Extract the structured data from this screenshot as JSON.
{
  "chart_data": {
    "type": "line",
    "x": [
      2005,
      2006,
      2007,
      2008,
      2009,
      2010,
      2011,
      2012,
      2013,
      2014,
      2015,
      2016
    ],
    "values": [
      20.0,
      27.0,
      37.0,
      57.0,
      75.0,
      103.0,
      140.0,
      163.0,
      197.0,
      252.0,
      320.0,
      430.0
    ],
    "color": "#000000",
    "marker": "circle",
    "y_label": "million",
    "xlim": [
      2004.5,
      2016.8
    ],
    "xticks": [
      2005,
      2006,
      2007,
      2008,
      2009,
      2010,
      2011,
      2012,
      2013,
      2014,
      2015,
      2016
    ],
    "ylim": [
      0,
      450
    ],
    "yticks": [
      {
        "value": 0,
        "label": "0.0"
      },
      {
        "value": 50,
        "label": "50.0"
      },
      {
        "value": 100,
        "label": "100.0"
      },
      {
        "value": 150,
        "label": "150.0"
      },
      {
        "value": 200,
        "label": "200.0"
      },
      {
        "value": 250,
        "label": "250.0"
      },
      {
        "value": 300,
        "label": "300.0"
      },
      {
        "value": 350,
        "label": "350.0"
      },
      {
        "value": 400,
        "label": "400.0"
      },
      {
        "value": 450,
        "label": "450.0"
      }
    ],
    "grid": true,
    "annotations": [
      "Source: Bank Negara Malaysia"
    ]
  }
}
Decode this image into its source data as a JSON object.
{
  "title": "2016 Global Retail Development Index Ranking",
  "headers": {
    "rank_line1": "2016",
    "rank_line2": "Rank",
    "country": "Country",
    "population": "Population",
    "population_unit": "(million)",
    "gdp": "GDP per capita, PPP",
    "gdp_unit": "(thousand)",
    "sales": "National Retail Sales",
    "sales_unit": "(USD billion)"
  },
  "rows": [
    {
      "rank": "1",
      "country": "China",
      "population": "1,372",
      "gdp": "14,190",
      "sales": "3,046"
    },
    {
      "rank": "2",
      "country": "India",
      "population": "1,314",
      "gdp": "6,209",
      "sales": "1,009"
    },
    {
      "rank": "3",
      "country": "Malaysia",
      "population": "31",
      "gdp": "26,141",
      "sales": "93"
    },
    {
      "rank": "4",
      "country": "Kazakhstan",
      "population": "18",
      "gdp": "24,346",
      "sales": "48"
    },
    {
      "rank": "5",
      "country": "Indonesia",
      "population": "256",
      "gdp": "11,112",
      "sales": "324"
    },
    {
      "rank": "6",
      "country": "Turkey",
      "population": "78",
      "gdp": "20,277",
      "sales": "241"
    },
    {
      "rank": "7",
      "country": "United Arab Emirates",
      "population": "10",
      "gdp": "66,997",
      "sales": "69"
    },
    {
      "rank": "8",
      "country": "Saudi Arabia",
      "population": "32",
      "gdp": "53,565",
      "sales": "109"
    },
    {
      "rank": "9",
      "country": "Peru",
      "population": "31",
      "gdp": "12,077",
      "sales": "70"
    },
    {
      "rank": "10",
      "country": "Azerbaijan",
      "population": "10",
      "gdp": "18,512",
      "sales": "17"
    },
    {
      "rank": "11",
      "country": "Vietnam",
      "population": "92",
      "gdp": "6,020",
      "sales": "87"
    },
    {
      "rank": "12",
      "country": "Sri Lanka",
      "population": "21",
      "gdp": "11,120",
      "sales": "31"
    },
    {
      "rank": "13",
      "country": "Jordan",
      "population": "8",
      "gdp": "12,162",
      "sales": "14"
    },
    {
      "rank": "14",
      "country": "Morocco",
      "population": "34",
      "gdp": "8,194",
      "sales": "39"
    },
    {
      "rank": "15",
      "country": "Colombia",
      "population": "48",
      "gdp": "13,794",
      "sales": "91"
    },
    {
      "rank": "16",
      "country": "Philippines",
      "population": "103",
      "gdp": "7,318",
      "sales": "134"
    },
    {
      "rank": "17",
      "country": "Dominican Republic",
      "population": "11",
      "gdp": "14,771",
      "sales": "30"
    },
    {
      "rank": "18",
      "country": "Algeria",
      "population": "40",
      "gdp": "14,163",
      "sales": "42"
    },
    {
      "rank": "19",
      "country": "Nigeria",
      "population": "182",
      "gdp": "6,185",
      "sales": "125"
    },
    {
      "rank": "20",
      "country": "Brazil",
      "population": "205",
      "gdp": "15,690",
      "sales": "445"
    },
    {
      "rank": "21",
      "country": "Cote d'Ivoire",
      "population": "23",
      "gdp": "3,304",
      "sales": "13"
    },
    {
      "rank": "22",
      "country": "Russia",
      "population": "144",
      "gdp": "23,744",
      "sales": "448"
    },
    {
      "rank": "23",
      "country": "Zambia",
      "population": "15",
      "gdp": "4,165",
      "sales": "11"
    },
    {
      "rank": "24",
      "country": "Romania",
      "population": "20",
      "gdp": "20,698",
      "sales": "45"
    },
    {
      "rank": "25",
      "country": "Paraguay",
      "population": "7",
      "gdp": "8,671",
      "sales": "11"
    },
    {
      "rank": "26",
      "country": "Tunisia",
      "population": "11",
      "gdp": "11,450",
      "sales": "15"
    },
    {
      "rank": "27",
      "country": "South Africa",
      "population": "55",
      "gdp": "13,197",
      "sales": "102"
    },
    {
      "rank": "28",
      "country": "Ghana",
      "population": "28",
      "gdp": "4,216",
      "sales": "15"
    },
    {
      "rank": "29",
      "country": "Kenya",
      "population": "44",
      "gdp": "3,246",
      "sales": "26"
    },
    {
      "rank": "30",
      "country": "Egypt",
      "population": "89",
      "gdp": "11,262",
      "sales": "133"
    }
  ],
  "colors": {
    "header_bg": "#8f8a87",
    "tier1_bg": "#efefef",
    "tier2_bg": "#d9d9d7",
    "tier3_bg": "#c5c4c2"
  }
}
********************
* Your goal: Display every line of the listing that contains the string "Malaysia".

* Answer to the exercise:
      "Source: Bank Negara Malaysia"
      "country": "Malaysia",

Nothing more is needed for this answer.